◆ WHAT YOU WILL DO:
Repeat, line for line, the entries printed below.

(Dataset entries on figures)
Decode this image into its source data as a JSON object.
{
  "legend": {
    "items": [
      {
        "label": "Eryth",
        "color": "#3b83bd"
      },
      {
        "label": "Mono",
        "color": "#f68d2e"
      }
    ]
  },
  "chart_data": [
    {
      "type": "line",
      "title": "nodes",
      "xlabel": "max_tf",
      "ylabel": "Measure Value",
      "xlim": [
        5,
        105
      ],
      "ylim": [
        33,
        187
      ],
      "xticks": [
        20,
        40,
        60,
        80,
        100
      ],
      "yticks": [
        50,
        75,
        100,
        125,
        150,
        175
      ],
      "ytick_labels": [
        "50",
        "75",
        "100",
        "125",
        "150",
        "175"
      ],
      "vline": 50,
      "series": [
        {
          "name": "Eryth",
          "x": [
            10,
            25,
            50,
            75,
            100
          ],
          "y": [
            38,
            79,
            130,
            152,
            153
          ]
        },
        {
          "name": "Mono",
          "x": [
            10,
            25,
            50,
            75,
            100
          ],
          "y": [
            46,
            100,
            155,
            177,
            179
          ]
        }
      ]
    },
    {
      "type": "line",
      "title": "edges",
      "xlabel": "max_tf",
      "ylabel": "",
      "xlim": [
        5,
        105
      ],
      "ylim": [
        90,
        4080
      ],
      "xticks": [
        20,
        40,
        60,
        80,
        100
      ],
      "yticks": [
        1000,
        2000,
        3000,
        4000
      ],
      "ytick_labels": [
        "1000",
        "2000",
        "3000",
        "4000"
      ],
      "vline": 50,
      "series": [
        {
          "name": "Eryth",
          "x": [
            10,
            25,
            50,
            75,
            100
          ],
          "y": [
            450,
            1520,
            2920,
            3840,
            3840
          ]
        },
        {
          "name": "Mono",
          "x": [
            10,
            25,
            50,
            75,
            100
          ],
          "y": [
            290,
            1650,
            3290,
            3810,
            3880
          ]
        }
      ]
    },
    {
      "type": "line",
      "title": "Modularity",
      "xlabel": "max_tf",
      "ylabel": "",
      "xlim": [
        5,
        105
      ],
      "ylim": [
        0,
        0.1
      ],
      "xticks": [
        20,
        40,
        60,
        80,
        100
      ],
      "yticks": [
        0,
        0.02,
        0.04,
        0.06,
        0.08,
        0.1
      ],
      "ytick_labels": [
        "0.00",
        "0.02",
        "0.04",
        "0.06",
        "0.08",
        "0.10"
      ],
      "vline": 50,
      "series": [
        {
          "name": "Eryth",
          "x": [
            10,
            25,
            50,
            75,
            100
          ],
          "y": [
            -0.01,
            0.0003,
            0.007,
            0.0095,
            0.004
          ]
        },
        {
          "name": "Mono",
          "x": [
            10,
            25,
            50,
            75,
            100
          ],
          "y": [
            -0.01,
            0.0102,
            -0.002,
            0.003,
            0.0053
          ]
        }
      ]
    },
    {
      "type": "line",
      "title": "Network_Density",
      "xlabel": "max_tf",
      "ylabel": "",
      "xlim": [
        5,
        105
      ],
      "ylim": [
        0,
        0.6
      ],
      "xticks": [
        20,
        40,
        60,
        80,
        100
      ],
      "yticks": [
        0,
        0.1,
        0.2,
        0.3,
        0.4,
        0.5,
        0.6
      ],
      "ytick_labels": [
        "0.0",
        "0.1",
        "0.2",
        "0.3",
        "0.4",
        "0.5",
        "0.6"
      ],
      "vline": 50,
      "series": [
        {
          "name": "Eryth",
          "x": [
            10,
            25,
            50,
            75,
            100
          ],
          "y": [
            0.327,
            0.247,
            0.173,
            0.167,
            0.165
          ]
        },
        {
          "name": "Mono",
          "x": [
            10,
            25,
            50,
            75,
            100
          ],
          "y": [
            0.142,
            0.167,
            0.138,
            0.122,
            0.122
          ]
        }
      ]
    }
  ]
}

◆ ANSWER TO THE EXERCISE:
Decode this image into its source data as a JSON object.
{
  "legend": {
    "items": [
      {
        "label": "Eryth",
        "color": "#3b83bd"
      },
      {
        "label": "Mono",
        "color": "#f68d2e"
      }
    ]
  },
  "chart_data": [
    {
      "type": "line",
      "title": "nodes",
      "xlabel": "max_tf",
      "ylabel": "Measure Value",
      "xlim": [
        5,
        105
      ],
      "ylim": [
        33,
        187
      ],
      "xticks": [
        20,
        40,
        60,
        80,
        100
      ],
      "yticks": [
        50,
        75,
        100,
        125,
        150,
        175
      ],
      "ytick_labels": [
        "50",
        "75",
        "100",
        "125",
        "150",
        "175"
      ],
      "vline": 50,
      "series": [
        {
          "name": "Eryth",
          "x": [
            10,
            25,
            50,
            75,
            100
          ],
          "y": [
            38,
            79,
            130,
            152,
            153
          ]
        },
        {
          "name": "Mono",
          "x": [
            10,
            25,
            50,
            75,
            100
          ],
          "y": [
            46,
            100,
            155,
            177,
            179
          ]
        }
      ]
    },
    {
      "type": "line",
      "title": "edges",
      "xlabel": "max_tf",
      "ylabel": "",
      "xlim": [
        5,
        105
      ],
      "ylim": [
        90,
        4080
      ],
      "xticks": [
        20,
        40,
        60,
        80,
        100
      ],
      "yticks": [
        1000,
        2000,
        3000,
        4000
      ],
      "ytick_labels": [
        "1000",
        "2000",
        "3000",
        "4000"
      ],
      "vline": 50,
      "series": [
        {
          "name": "Eryth",
          "x": [
            10,
            25,
            50,
            75,
            100
          ],
          "y": [
            450,
            1520,
            2920,
            3840,
            3840
          ]
        },
        {
          "name": "Mono",
          "x": [
            10,
            25,
            50,
            75,
            100
          ],
          "y": [
            290,
            1650,
            3290,
            3810,
            3880
          ]
        }
      ]
    },
    {
      "type": "line",
      "title": "Modularity",
      "xlabel": "max_tf",
      "ylabel": "",
      "xlim": [
        5,
        105
      ],
      "ylim": [
        0,
        0.1
      ],
      "xticks": [
        20,
        40,
        60,
        80,
        100
      ],
      "yticks": [
        0,
        0.02,
        0.04,
        0.06,
        0.08,
        0.1
      ],
      "ytick_labels": [
        "0.00",
        "0.02",
        "0.04",
        "0.06",
        "0.08",
        "0.10"
      ],
      "vline": 50,
      "series": [
        {
          "name": "Eryth",
          "x": [
            10,
            25,
            50,
            75,
            100
          ],
          "y": [
            -0.01,
            0.0003,
            0.007,
            0.0095,
            0.004
          ]
        },
        {
          "name": "Mono",
          "x": [
            10,
            25,
            50,
            75,
            100
          ],
          "y": [
            -0.01,
            0.0102,
            -0.002,
            0.003,
            0.0053
          ]
        }
      ]
    },
    {
      "type": "line",
      "title": "Network_Density",
      "xlabel": "max_tf",
      "ylabel": "",
      "xlim": [
        5,
        105
      ],
      "ylim": [
        0,
        0.6
      ],
      "xticks": [
        20,
        40,
        60,
        80,
        100
      ],
      "yticks": [
        0,
        0.1,
        0.2,
        0.3,
        0.4,
        0.5,
        0.6
      ],
      "ytick_labels": [
        "0.0",
        "0.1",
        "0.2",
        "0.3",
        "0.4",
        "0.5",
        "0.6"
      ],
      "vline": 50,
      "series": [
        {
          "name": "Eryth",
          "x": [
            10,
            25,
            50,
            75,
            100
          ],
          "y": [
            0.327,
            0.247,
            0.173,
            0.167,
            0.165
          ]
        },
        {
          "name": "Mono",
          "x": [
            10,
            25,
            50,
            75,
            100
          ],
          "y": [
            0.142,
            0.167,
            0.138,
            0.122,
            0.122
          ]
        }
      ]
    }
  ]
}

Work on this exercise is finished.